Problem details:
Lines that hold the word "several" should be located and copied.

++++

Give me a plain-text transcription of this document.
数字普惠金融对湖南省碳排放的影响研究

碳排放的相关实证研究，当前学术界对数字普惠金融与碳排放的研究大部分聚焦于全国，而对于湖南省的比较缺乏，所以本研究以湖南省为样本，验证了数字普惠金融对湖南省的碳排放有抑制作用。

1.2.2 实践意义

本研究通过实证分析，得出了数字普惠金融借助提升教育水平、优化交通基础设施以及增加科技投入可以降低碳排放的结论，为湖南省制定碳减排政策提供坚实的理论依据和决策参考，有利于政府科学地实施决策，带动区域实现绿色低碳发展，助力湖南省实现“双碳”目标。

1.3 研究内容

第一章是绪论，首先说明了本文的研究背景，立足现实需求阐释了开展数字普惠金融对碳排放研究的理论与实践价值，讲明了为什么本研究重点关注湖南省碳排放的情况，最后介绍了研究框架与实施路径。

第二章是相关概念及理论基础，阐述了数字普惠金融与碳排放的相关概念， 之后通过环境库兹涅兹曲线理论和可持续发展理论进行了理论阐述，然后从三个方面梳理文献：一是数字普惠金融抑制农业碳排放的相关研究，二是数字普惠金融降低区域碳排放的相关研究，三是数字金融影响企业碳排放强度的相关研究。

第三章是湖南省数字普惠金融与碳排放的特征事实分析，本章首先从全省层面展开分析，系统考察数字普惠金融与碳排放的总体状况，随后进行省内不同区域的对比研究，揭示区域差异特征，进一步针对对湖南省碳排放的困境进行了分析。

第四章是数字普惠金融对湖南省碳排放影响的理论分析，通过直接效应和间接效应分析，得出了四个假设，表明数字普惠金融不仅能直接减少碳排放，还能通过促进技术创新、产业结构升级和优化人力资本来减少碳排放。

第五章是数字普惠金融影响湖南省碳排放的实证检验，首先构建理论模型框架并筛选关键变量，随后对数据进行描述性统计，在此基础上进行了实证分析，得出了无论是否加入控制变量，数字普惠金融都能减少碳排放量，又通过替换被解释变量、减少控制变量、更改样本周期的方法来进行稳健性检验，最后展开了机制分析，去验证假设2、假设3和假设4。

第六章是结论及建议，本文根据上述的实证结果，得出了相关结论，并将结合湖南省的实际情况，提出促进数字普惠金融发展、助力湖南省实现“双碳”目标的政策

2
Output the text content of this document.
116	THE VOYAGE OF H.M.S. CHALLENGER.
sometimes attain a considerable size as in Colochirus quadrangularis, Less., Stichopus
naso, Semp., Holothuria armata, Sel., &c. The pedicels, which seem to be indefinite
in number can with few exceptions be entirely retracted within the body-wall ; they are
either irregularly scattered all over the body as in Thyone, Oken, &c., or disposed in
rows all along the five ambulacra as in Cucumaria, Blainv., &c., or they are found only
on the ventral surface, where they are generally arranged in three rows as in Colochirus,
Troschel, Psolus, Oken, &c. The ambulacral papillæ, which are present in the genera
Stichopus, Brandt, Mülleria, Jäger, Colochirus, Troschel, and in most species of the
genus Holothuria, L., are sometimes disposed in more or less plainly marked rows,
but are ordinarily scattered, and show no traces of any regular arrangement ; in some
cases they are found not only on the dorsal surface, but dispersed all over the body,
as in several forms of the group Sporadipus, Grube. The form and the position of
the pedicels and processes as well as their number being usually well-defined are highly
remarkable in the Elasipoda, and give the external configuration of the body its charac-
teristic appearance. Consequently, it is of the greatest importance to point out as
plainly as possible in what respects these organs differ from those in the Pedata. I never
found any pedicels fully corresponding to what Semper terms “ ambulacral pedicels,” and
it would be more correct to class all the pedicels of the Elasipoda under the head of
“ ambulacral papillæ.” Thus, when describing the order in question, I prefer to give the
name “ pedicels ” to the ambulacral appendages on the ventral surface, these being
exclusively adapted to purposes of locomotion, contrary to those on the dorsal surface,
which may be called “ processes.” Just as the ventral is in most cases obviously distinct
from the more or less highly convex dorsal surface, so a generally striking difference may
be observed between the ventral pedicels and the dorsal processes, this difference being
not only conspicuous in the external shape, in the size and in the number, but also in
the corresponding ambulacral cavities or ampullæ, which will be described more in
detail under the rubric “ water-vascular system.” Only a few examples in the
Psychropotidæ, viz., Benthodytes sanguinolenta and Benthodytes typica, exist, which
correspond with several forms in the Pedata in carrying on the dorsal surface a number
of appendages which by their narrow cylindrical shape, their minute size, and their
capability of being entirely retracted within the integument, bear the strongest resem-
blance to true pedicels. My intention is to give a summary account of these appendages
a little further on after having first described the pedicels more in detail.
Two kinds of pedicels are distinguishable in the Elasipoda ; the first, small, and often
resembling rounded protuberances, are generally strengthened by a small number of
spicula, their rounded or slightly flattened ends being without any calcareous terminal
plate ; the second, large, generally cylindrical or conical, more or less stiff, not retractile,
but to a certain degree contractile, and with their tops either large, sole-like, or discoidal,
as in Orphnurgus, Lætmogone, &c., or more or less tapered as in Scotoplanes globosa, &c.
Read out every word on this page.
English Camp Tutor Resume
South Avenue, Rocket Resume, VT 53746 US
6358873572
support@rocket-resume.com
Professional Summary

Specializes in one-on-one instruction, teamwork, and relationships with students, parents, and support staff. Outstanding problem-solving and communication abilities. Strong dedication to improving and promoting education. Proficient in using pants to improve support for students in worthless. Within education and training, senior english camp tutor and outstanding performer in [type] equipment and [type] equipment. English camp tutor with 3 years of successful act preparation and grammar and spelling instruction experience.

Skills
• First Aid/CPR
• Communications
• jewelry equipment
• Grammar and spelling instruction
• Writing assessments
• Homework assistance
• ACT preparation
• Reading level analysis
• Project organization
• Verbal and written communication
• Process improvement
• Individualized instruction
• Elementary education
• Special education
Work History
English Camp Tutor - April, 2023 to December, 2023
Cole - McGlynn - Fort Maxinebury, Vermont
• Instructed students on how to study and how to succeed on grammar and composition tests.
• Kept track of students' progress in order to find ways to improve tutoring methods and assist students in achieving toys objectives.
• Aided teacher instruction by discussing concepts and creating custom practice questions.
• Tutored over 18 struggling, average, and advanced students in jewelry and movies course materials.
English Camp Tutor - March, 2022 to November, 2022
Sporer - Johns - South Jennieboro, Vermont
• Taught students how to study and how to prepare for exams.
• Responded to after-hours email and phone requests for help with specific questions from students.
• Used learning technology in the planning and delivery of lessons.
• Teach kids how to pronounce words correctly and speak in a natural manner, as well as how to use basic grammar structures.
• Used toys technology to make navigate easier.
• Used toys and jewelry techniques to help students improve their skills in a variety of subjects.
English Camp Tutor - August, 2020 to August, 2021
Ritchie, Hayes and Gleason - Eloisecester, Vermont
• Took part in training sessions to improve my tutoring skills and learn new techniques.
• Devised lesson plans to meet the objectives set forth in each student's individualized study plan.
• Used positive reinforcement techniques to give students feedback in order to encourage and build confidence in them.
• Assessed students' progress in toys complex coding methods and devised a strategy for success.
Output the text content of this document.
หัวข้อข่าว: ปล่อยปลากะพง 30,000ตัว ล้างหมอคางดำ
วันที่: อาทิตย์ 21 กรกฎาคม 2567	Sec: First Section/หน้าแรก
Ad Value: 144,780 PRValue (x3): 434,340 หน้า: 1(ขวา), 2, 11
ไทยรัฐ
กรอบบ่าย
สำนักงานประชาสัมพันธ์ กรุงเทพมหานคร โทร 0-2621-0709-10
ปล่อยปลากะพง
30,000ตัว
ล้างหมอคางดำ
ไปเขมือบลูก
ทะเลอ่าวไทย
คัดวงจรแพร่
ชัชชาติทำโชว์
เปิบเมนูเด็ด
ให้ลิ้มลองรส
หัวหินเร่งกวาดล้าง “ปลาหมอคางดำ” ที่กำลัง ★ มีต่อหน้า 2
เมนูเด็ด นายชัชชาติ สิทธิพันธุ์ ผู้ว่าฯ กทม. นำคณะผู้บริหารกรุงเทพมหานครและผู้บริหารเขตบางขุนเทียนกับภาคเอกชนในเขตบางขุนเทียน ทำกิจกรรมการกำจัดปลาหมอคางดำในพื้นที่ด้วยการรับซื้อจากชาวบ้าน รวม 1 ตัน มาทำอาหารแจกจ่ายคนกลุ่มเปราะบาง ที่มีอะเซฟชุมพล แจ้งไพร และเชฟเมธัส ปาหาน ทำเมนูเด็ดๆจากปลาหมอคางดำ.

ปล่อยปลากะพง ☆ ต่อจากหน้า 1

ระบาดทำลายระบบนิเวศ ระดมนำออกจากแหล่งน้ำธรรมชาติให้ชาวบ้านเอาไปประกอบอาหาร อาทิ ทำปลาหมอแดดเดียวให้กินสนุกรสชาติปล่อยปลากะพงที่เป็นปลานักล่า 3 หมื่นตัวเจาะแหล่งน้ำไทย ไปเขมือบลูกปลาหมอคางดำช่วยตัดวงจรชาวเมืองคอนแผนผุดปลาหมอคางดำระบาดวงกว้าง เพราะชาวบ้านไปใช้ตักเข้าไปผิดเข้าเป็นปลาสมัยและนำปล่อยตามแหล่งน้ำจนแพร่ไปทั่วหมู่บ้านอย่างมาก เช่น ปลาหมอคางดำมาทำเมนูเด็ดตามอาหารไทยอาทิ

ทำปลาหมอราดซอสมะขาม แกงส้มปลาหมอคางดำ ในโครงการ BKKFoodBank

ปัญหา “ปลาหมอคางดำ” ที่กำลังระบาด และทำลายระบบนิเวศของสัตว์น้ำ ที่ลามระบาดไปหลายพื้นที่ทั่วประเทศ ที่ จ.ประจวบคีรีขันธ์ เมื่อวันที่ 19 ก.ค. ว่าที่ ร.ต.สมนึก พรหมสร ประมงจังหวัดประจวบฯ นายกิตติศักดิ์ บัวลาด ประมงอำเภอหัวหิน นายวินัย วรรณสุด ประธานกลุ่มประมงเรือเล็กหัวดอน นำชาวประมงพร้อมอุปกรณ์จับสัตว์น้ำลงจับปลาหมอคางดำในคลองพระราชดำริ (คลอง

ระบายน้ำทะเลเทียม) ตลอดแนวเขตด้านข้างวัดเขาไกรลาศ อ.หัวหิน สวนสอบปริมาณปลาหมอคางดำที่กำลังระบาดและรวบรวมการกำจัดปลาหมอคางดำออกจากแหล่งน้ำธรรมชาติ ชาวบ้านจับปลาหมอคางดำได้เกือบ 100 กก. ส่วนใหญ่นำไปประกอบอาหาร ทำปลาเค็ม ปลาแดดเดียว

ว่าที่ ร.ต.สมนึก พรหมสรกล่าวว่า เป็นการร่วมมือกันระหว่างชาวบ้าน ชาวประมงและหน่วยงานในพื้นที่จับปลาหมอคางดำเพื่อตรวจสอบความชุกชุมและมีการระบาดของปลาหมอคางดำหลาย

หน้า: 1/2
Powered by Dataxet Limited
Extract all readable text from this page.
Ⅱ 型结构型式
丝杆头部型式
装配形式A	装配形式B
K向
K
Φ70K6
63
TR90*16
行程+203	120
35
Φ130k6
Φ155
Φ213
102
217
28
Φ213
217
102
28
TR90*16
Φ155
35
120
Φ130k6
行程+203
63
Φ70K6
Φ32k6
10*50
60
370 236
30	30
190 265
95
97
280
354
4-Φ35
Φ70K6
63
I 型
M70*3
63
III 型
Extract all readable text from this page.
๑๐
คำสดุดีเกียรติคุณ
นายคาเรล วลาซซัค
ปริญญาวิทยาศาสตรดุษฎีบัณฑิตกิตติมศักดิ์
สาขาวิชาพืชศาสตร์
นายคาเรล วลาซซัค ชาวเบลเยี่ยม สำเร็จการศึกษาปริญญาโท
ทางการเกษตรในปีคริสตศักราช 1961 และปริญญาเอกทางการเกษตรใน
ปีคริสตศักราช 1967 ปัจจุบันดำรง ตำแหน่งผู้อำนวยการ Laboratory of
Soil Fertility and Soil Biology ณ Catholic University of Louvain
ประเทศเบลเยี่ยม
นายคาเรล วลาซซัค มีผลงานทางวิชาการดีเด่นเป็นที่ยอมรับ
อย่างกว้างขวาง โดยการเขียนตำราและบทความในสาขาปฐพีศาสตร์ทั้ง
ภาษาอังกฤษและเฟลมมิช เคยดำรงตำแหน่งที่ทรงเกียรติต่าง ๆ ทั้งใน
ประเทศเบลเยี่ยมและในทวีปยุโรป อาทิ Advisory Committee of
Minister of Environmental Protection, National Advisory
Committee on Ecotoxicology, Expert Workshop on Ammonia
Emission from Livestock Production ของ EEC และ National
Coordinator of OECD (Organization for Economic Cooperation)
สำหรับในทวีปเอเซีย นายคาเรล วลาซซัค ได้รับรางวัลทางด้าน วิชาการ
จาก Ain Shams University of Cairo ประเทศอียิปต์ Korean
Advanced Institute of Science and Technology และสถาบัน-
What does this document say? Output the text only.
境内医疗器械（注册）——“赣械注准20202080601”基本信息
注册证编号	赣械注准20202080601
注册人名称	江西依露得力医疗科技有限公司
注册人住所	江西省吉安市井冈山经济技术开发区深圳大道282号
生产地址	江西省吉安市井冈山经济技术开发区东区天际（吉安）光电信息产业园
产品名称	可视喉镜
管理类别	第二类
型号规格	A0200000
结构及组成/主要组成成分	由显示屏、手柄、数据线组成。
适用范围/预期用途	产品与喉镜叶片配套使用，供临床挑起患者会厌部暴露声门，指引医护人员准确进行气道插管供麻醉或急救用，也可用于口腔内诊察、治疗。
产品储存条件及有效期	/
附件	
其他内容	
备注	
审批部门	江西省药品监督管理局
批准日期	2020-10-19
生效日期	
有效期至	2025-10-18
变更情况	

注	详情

++++

The output:
as in several forms of the group Sporadipus, Grube. The form and the position of
correspond with several forms in the Pedata in carrying on the dorsal surface a number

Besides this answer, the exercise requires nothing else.